## [EXTRACTED DATA]
★ ★ ★ ★

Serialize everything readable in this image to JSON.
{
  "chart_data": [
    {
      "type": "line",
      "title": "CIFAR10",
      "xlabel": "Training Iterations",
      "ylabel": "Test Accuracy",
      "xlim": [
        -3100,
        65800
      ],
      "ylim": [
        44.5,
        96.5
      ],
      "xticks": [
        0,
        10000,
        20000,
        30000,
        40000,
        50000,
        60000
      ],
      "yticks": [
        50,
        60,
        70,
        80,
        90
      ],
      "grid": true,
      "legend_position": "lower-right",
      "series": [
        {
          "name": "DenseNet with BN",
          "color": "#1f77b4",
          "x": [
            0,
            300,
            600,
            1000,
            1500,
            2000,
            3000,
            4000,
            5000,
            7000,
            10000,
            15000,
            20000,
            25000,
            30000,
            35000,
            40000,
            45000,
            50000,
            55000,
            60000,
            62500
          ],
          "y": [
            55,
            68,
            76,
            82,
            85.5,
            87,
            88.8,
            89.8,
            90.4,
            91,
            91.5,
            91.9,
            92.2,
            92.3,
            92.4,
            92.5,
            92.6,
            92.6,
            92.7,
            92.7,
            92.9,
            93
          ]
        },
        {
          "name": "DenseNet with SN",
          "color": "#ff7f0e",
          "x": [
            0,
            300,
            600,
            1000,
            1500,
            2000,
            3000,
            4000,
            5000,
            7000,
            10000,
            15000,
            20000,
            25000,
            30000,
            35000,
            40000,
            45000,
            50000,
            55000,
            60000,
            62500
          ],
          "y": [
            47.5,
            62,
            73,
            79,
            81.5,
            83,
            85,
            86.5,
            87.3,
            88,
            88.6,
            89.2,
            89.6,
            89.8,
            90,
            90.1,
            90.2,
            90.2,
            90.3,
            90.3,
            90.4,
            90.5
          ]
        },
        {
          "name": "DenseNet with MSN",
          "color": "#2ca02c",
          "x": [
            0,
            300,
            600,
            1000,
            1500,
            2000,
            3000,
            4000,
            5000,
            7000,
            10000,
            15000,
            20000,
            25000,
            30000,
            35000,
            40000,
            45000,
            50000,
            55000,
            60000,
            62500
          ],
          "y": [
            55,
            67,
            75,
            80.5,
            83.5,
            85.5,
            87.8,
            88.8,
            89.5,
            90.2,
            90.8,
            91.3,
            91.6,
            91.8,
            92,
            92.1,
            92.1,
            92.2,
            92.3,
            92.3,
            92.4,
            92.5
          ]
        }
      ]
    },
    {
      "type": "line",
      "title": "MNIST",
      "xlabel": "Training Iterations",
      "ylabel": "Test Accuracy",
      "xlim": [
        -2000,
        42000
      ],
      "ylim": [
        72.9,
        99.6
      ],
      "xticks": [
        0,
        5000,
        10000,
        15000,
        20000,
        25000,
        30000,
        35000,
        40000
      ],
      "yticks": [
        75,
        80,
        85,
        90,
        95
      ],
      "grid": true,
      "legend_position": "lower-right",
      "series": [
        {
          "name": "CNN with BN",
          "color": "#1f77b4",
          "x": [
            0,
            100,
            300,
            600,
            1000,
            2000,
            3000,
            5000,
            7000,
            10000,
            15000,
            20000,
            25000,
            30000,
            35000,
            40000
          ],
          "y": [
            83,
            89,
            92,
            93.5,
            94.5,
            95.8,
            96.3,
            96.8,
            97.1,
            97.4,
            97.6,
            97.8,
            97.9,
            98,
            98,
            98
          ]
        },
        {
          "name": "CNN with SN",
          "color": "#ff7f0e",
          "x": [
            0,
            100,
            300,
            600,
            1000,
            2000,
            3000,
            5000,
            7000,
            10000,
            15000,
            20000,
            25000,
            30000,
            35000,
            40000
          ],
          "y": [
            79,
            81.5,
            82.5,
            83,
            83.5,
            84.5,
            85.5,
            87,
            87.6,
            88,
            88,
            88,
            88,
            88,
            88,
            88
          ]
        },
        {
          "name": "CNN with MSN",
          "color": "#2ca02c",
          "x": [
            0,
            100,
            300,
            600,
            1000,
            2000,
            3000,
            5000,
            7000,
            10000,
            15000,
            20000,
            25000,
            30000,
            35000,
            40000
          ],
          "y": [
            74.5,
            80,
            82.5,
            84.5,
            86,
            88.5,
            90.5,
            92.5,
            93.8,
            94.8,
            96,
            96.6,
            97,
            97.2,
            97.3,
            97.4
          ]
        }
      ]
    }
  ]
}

★ ★ ★ ★

## [INSTRUCTION]
Set down all of the records shown above once more, exactly.

## [ANSWER TO THIS PROBLEM]
Serialize everything readable in this image to JSON.
{
  "chart_data": [
    {
      "type": "line",
      "title": "CIFAR10",
      "xlabel": "Training Iterations",
      "ylabel": "Test Accuracy",
      "xlim": [
        -3100,
        65800
      ],
      "ylim": [
        44.5,
        96.5
      ],
      "xticks": [
        0,
        10000,
        20000,
        30000,
        40000,
        50000,
        60000
      ],
      "yticks": [
        50,
        60,
        70,
        80,
        90
      ],
      "grid": true,
      "legend_position": "lower-right",
      "series": [
        {
          "name": "DenseNet with BN",
          "color": "#1f77b4",
          "x": [
            0,
            300,
            600,
            1000,
            1500,
            2000,
            3000,
            4000,
            5000,
            7000,
            10000,
            15000,
            20000,
            25000,
            30000,
            35000,
            40000,
            45000,
            50000,
            55000,
            60000,
            62500
          ],
          "y": [
            55,
            68,
            76,
            82,
            85.5,
            87,
            88.8,
            89.8,
            90.4,
            91,
            91.5,
            91.9,
            92.2,
            92.3,
            92.4,
            92.5,
            92.6,
            92.6,
            92.7,
            92.7,
            92.9,
            93
          ]
        },
        {
          "name": "DenseNet with SN",
          "color": "#ff7f0e",
          "x": [
            0,
            300,
            600,
            1000,
            1500,
            2000,
            3000,
            4000,
            5000,
            7000,
            10000,
            15000,
            20000,
            25000,
            30000,
            35000,
            40000,
            45000,
            50000,
            55000,
            60000,
            62500
          ],
          "y": [
            47.5,
            62,
            73,
            79,
            81.5,
            83,
            85,
            86.5,
            87.3,
            88,
            88.6,
            89.2,
            89.6,
            89.8,
            90,
            90.1,
            90.2,
            90.2,
            90.3,
            90.3,
            90.4,
            90.5
          ]
        },
        {
          "name": "DenseNet with MSN",
          "color": "#2ca02c",
          "x": [
            0,
            300,
            600,
            1000,
            1500,
            2000,
            3000,
            4000,
            5000,
            7000,
            10000,
            15000,
            20000,
            25000,
            30000,
            35000,
            40000,
            45000,
            50000,
            55000,
            60000,
            62500
          ],
          "y": [
            55,
            67,
            75,
            80.5,
            83.5,
            85.5,
            87.8,
            88.8,
            89.5,
            90.2,
            90.8,
            91.3,
            91.6,
            91.8,
            92,
            92.1,
            92.1,
            92.2,
            92.3,
            92.3,
            92.4,
            92.5
          ]
        }
      ]
    },
    {
      "type": "line",
      "title": "MNIST",
      "xlabel": "Training Iterations",
      "ylabel": "Test Accuracy",
      "xlim": [
        -2000,
        42000
      ],
      "ylim": [
        72.9,
        99.6
      ],
      "xticks": [
        0,
        5000,
        10000,
        15000,
        20000,
        25000,
        30000,
        35000,
        40000
      ],
      "yticks": [
        75,
        80,
        85,
        90,
        95
      ],
      "grid": true,
      "legend_position": "lower-right",
      "series": [
        {
          "name": "CNN with BN",
          "color": "#1f77b4",
          "x": [
            0,
            100,
            300,
            600,
            1000,
            2000,
            3000,
            5000,
            7000,
            10000,
            15000,
            20000,
            25000,
            30000,
            35000,
            40000
          ],
          "y": [
            83,
            89,
            92,
            93.5,
            94.5,
            95.8,
            96.3,
            96.8,
            97.1,
            97.4,
            97.6,
            97.8,
            97.9,
            98,
            98,
            98
          ]
        },
        {
          "name": "CNN with SN",
          "color": "#ff7f0e",
          "x": [
            0,
            100,
            300,
            600,
            1000,
            2000,
            3000,
            5000,
            7000,
            10000,
            15000,
            20000,
            25000,
            30000,
            35000,
            40000
          ],
          "y": [
            79,
            81.5,
            82.5,
            83,
            83.5,
            84.5,
            85.5,
            87,
            87.6,
            88,
            88,
            88,
            88,
            88,
            88,
            88
          ]
        },
        {
          "name": "CNN with MSN",
          "color": "#2ca02c",
          "x": [
            0,
            100,
            300,
            600,
            1000,
            2000,
            3000,
            5000,
            7000,
            10000,
            15000,
            20000,
            25000,
            30000,
            35000,
            40000
          ],
          "y": [
            74.5,
            80,
            82.5,
            84.5,
            86,
            88.5,
            90.5,
            92.5,
            93.8,
            94.8,
            96,
            96.6,
            97,
            97.2,
            97.3,
            97.4
          ]
        }
      ]
    }
  ]
}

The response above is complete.